→ **EXERCISE**
Update the data below so that every "node-label" becomes "node-name", keeping everything else unchanged. Leave the pictures out of your answer.

→ **PROVIDED INFORMATION**
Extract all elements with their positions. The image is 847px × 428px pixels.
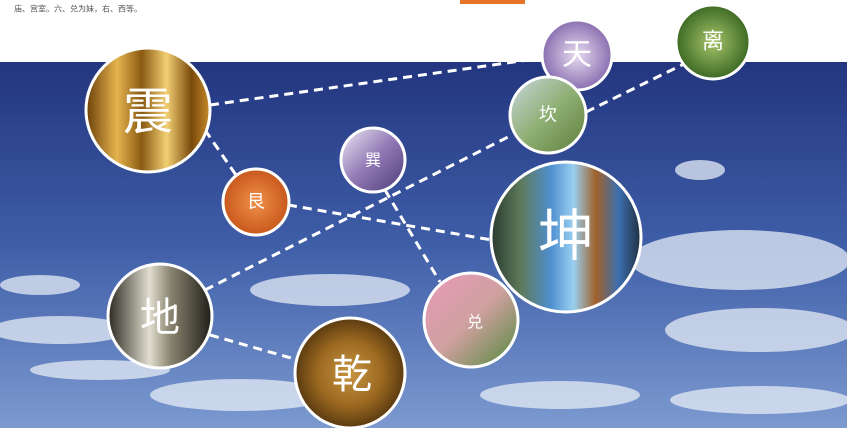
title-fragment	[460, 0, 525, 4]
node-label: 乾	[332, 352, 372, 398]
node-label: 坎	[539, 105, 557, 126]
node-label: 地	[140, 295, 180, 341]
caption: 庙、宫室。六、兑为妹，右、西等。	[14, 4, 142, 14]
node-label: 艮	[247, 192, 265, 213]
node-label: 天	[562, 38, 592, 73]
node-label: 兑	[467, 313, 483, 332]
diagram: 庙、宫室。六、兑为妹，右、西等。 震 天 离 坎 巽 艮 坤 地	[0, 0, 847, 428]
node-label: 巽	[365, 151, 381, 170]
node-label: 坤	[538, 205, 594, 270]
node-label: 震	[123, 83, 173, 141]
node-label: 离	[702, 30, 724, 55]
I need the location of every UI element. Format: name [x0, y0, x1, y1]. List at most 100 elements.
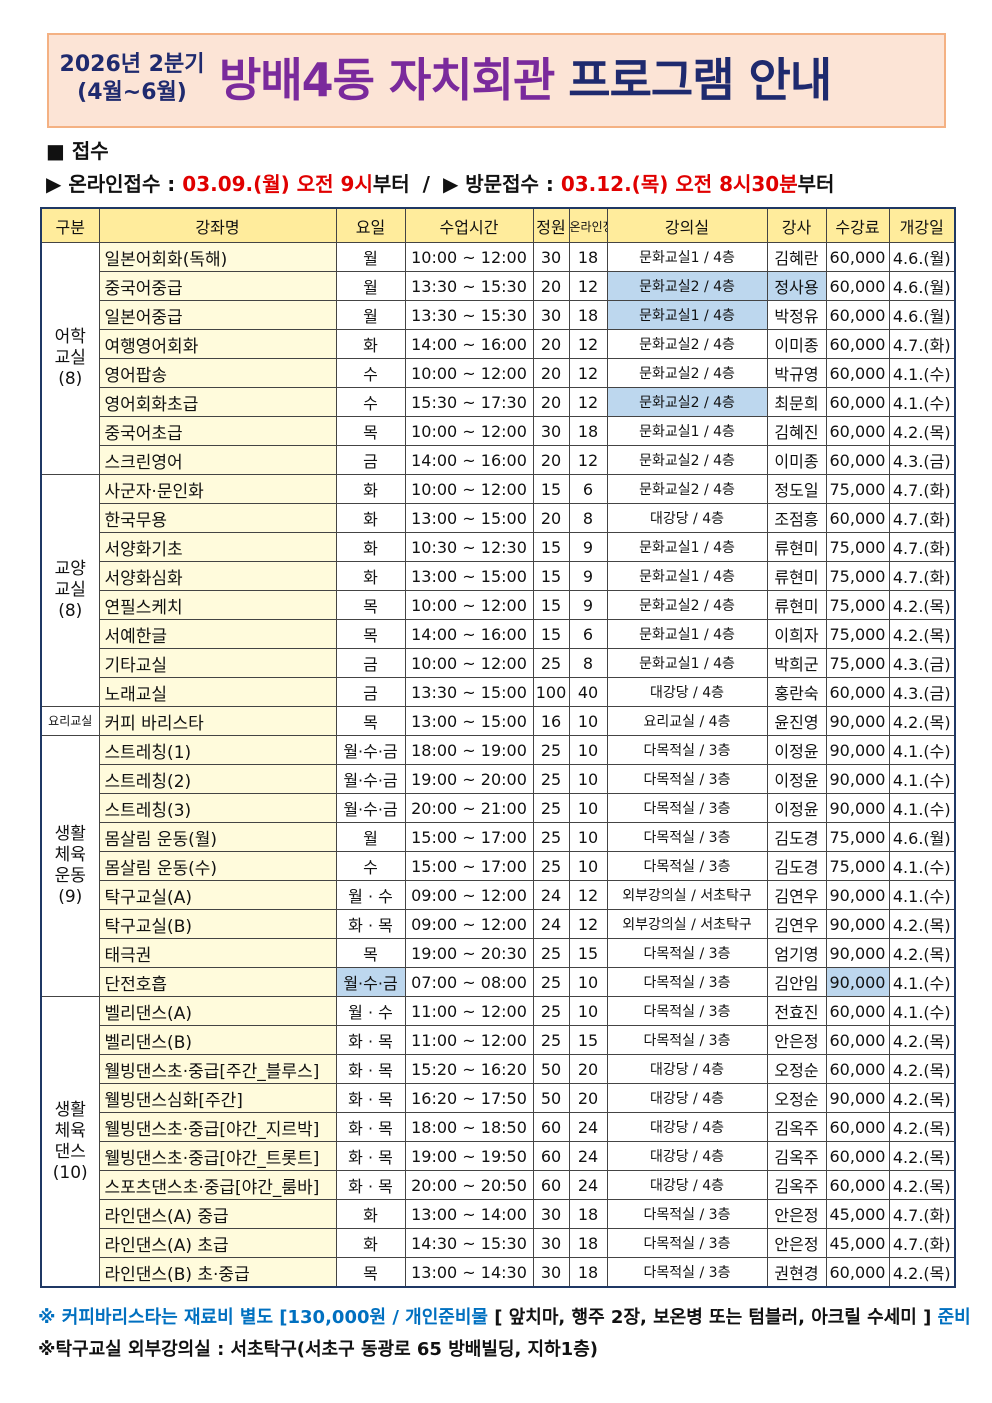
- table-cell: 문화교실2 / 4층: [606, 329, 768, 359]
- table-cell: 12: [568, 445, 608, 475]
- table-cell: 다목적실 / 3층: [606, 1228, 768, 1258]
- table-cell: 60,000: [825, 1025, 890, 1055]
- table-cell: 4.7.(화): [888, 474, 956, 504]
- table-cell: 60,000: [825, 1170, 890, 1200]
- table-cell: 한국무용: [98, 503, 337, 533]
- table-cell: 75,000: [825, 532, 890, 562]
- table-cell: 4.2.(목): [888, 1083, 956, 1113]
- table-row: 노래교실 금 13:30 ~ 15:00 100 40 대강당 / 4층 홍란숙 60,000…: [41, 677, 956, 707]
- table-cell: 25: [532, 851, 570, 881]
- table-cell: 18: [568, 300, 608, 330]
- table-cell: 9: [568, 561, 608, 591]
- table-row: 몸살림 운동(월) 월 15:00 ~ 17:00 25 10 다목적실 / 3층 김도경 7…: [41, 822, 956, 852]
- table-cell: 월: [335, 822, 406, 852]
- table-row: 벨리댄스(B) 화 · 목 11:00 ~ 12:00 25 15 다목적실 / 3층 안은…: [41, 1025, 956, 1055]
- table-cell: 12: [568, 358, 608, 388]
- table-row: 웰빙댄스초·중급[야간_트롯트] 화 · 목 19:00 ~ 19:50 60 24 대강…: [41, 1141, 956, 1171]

→ **CORRECT ANSWER**
Extract all elements with their positions. The image is 847px × 428px pixels.
title-fragment	[460, 0, 525, 4]
node-name: 乾	[332, 352, 372, 398]
node-name: 坎	[539, 105, 557, 126]
node-name: 地	[140, 295, 180, 341]
caption: 庙、宫室。六、兑为妹，右、西等。	[14, 4, 142, 14]
node-name: 艮	[247, 192, 265, 213]
node-name: 天	[562, 38, 592, 73]
node-name: 兑	[467, 313, 483, 332]
diagram: 庙、宫室。六、兑为妹，右、西等。 震 天 离 坎 巽 艮 坤 地	[0, 0, 847, 428]
node-name: 巽	[365, 151, 381, 170]
node-name: 坤	[538, 205, 594, 270]
node-name: 震	[123, 83, 173, 141]
node-name: 离	[702, 30, 724, 55]
I need the location of every UI element. Format: name [x0, y0, x1, y1]. List at most 100 elements.
- table-cell: 문화교실2 / 4층: [606, 329, 768, 359]
- table-cell: 12: [568, 445, 608, 475]
- table-cell: 다목적실 / 3층: [606, 1228, 768, 1258]
- table-cell: 60,000: [825, 1025, 890, 1055]
- table-cell: 4.7.(화): [888, 474, 956, 504]
- table-cell: 60,000: [825, 1170, 890, 1200]
- table-cell: 한국무용: [98, 503, 337, 533]
- table-cell: 75,000: [825, 532, 890, 562]
- table-cell: 4.2.(목): [888, 1083, 956, 1113]
- table-row: 노래교실 금 13:30 ~ 15:00 100 40 대강당 / 4층 홍란숙 60,000…: [41, 677, 956, 707]
- table-cell: 25: [532, 851, 570, 881]
- table-cell: 18: [568, 300, 608, 330]
- table-cell: 9: [568, 561, 608, 591]
- table-row: 몸살림 운동(월) 월 15:00 ~ 17:00 25 10 다목적실 / 3층 김도경 7…: [41, 822, 956, 852]
- table-cell: 월: [335, 822, 406, 852]
- table-row: 벨리댄스(B) 화 · 목 11:00 ~ 12:00 25 15 다목적실 / 3층 안은…: [41, 1025, 956, 1055]
- table-cell: 12: [568, 358, 608, 388]
- table-row: 웰빙댄스초·중급[야간_트롯트] 화 · 목 19:00 ~ 19:50 60 24 대강…: [41, 1141, 956, 1171]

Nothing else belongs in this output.